►
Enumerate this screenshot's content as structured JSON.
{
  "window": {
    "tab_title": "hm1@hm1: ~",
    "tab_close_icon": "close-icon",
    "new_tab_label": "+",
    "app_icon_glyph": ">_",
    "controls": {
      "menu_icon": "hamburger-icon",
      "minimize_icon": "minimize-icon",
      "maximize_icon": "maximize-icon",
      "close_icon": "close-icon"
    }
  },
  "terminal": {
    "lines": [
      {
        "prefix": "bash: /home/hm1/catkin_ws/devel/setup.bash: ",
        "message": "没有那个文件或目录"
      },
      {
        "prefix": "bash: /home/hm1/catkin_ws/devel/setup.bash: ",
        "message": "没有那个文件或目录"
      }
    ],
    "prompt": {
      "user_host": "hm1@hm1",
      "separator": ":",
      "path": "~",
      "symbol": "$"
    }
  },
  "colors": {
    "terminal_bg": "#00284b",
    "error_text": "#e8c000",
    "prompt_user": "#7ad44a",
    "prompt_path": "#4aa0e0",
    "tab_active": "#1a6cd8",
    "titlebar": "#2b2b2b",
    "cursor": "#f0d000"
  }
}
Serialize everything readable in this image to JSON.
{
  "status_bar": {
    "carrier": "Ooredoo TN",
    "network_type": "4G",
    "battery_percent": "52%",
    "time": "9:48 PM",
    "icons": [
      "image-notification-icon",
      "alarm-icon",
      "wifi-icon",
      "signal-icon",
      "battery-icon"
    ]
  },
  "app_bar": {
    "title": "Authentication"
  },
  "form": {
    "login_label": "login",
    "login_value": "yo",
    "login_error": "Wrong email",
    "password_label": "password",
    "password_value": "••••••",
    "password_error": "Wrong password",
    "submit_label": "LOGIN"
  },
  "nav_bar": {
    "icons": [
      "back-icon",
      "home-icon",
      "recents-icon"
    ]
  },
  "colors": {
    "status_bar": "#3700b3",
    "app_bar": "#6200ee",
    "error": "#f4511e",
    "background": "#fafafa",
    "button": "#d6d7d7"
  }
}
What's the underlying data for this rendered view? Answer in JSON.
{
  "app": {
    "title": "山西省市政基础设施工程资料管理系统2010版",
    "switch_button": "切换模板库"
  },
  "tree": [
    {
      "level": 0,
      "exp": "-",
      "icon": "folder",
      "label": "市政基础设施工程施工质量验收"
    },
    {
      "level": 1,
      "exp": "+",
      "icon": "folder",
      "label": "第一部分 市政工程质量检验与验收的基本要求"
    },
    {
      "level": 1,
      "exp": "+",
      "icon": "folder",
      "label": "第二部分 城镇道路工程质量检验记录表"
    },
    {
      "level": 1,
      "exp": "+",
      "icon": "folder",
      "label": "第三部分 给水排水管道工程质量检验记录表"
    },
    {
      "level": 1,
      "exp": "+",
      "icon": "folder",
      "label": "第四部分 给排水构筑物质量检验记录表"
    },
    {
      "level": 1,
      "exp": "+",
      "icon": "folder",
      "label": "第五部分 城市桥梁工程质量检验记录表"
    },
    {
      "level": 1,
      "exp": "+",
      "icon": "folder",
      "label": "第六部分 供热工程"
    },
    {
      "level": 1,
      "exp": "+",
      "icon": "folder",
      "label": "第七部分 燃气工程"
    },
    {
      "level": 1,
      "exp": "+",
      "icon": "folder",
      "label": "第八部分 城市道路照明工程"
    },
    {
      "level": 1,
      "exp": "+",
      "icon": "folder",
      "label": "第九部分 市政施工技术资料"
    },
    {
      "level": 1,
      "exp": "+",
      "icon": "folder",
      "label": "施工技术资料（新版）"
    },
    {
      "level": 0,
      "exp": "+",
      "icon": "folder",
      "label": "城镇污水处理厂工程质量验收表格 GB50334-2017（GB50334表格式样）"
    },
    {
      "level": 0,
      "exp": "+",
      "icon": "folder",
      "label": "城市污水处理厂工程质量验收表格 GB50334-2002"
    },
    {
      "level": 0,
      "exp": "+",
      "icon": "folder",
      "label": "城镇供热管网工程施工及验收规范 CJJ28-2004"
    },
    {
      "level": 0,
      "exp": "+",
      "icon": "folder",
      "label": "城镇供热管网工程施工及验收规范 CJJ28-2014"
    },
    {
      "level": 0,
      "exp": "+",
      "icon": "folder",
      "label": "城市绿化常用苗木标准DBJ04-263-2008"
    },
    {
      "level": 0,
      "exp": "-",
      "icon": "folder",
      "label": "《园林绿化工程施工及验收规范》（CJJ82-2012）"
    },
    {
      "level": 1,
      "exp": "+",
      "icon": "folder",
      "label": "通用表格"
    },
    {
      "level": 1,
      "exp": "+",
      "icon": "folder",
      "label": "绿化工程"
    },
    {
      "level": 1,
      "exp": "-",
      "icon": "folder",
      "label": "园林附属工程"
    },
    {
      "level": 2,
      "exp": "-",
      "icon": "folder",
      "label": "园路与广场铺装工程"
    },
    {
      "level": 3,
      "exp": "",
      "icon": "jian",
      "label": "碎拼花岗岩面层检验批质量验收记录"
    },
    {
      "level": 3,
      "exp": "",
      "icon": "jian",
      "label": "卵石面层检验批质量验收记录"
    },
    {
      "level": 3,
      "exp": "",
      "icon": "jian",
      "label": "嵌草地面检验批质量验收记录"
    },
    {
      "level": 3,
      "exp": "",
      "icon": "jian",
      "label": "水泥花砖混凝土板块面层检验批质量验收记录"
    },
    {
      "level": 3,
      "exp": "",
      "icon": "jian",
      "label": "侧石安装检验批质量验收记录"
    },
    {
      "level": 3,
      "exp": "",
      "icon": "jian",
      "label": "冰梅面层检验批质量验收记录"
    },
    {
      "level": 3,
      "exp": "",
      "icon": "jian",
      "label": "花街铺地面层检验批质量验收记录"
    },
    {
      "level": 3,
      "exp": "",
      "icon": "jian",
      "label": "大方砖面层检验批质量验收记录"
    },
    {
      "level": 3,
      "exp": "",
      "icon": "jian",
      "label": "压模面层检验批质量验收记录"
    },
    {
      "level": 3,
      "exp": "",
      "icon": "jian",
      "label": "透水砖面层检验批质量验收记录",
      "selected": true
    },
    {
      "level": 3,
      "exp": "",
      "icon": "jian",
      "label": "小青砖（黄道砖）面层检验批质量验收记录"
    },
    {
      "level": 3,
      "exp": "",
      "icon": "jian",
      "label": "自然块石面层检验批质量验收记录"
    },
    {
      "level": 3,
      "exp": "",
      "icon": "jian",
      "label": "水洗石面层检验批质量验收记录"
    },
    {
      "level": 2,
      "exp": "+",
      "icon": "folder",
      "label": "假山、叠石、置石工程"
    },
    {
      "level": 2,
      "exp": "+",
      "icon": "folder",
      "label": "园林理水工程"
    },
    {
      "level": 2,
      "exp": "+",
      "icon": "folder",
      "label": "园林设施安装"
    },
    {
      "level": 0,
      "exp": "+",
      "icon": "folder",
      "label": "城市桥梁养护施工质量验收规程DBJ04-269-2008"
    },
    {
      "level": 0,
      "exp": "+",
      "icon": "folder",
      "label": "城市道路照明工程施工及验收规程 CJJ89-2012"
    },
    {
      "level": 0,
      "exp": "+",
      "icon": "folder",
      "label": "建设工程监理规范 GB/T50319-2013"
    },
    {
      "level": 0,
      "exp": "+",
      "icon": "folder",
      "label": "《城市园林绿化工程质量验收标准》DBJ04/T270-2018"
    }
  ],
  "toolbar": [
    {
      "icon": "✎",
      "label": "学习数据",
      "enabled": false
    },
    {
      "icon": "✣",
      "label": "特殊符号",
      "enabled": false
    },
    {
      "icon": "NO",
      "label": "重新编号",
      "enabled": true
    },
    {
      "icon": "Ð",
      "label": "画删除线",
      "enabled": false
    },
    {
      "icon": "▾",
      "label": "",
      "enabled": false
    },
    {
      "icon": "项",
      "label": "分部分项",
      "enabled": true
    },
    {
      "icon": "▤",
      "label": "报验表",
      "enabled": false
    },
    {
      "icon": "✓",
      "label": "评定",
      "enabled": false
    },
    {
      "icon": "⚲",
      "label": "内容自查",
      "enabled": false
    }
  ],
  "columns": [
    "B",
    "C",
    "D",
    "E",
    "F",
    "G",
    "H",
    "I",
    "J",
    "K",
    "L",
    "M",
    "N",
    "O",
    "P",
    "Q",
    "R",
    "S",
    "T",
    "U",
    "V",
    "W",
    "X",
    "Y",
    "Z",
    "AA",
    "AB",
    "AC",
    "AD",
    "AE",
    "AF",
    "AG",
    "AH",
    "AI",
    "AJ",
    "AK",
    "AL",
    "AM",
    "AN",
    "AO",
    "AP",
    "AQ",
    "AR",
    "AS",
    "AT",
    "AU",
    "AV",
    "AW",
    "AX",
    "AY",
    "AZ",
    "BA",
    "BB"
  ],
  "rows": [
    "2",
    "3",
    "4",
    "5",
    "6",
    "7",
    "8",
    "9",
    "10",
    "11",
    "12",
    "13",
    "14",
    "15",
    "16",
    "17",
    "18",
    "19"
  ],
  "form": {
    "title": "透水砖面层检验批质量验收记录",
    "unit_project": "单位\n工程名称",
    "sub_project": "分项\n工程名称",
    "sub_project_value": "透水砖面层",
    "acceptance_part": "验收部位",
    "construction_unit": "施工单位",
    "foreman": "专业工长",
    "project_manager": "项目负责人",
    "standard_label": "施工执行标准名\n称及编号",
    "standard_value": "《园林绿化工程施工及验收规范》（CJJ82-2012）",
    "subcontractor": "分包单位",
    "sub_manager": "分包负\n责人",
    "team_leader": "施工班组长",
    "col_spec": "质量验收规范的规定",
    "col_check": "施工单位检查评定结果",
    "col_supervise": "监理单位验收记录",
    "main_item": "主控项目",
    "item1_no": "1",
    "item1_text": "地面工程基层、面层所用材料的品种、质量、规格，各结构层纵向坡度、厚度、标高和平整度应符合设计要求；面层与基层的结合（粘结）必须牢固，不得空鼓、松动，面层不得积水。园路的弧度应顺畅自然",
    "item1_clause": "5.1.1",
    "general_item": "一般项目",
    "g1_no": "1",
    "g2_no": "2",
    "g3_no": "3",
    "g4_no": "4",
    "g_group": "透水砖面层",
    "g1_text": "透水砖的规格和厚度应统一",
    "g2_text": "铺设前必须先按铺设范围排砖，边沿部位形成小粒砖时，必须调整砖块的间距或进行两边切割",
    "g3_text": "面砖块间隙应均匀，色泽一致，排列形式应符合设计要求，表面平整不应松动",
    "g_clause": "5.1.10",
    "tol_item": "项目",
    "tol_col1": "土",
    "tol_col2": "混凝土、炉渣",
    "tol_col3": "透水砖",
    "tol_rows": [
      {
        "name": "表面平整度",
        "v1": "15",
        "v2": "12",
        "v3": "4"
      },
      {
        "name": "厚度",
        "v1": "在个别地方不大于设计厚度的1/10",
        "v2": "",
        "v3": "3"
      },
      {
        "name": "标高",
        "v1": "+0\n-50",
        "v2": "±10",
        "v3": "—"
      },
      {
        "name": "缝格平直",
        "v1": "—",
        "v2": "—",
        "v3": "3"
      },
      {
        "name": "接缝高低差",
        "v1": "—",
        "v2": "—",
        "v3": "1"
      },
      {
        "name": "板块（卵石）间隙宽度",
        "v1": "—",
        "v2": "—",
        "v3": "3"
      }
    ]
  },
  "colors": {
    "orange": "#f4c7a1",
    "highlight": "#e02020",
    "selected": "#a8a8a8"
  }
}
◄
__What is expected__
Reply with one number only: the count of lines in the entries that contain "this".

__Final result__
3